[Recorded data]
<<<<

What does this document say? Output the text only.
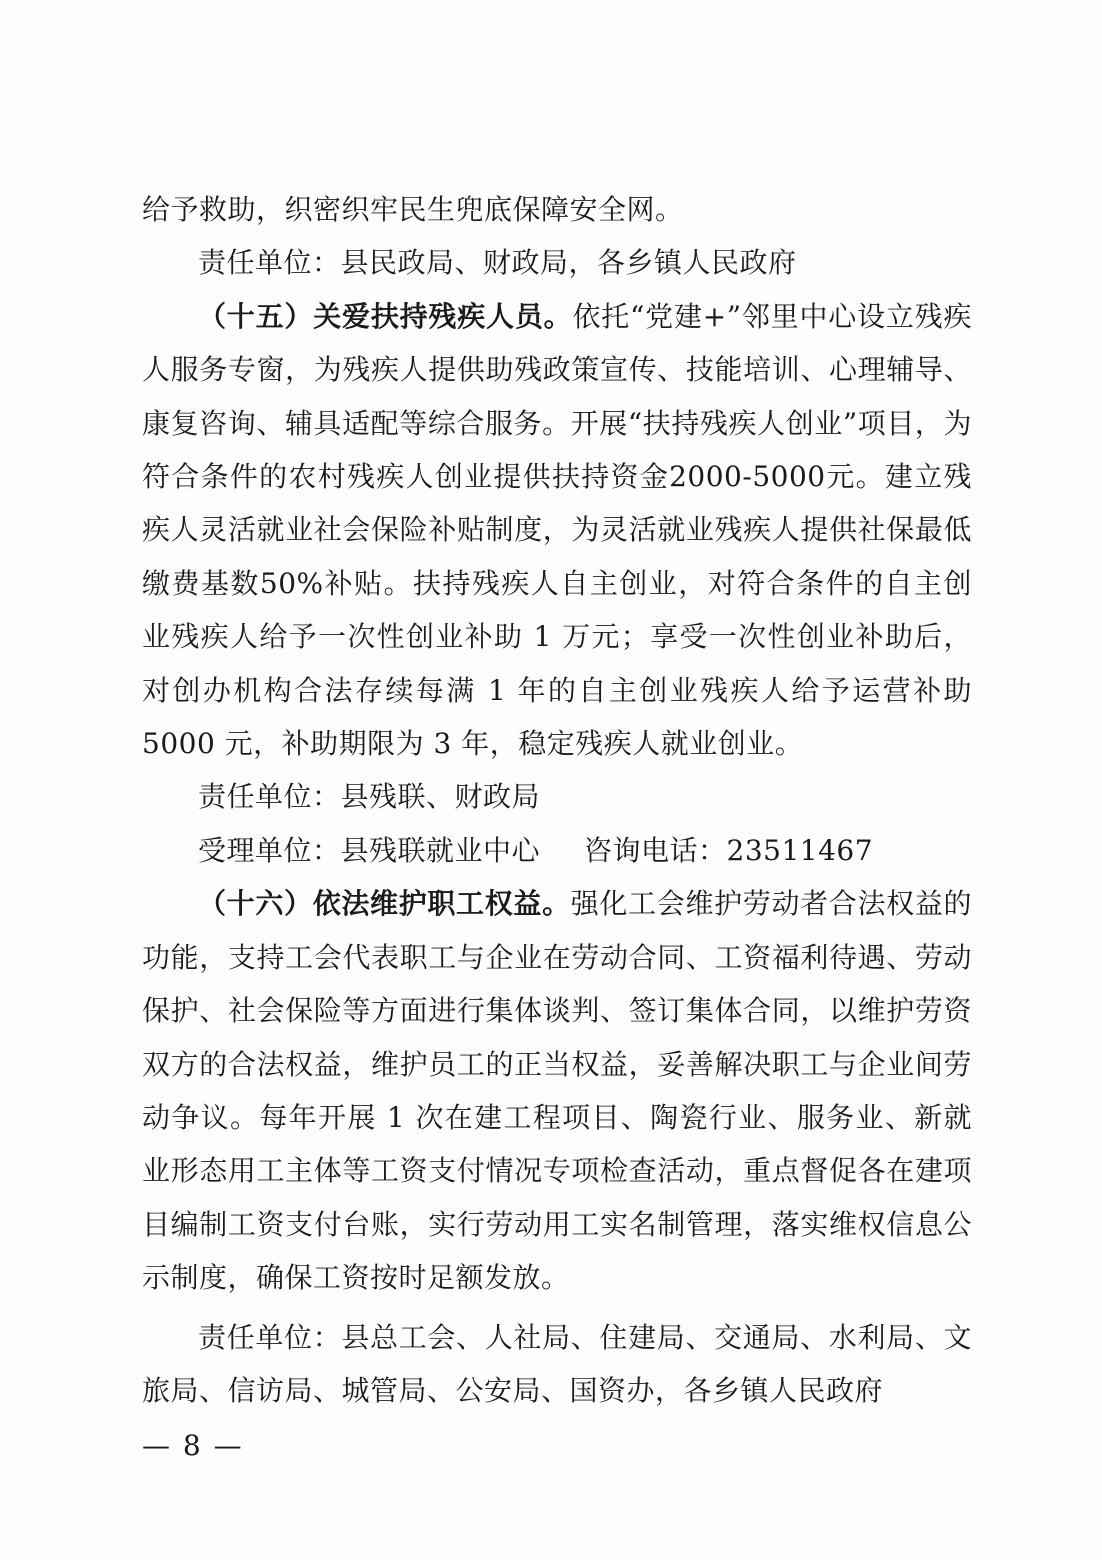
给予救助，织密织牢民生兜底保障安全网。

责任单位：县民政局、财政局，各乡镇人民政府

（十五）关爱扶持残疾人员。依托“党建+”邻里中心设立残疾人服务专窗，为残疾人提供助残政策宣传、技能培训、心理辅导、康复咨询、辅具适配等综合服务。开展“扶持残疾人创业”项目，为符合条件的农村残疾人创业提供扶持资金2000-5000元。建立残疾人灵活就业社会保险补贴制度，为灵活就业残疾人提供社保最低缴费基数50%补贴。扶持残疾人自主创业，对符合条件的自主创业残疾人给予一次性创业补助 1 万元；享受一次性创业补助后，对创办机构合法存续每满 1 年的自主创业残疾人给予运营补助 5000 元，补助期限为 3 年，稳定残疾人就业创业。

责任单位：县残联、财政局

受理单位：县残联就业中心 咨询电话：23511467

（十六）依法维护职工权益。强化工会维护劳动者合法权益的功能，支持工会代表职工与企业在劳动合同、工资福利待遇、劳动保护、社会保险等方面进行集体谈判、签订集体合同，以维护劳资双方的合法权益，维护员工的正当权益，妥善解决职工与企业间劳动争议。每年开展 1 次在建工程项目、陶瓷行业、服务业、新就业形态用工主体等工资支付情况专项检查活动，重点督促各在建项目编制工资支付台账，实行劳动用工实名制管理，落实维权信息公示制度，确保工资按时足额发放。

责任单位：县总工会、人社局、住建局、交通局、水利局、文旅局、信访局、城管局、公安局、国资办，各乡镇人民政府

— 8 —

>>>>

Exercise requirements:
Select every line in the records above that contains the word "各乡镇人民政府".

Exercise solution:
责任单位：县民政局、财政局，各乡镇人民政府
责任单位：县总工会、人社局、住建局、交通局、水利局、文旅局、信访局、城管局、公安局、国资办，各乡镇人民政府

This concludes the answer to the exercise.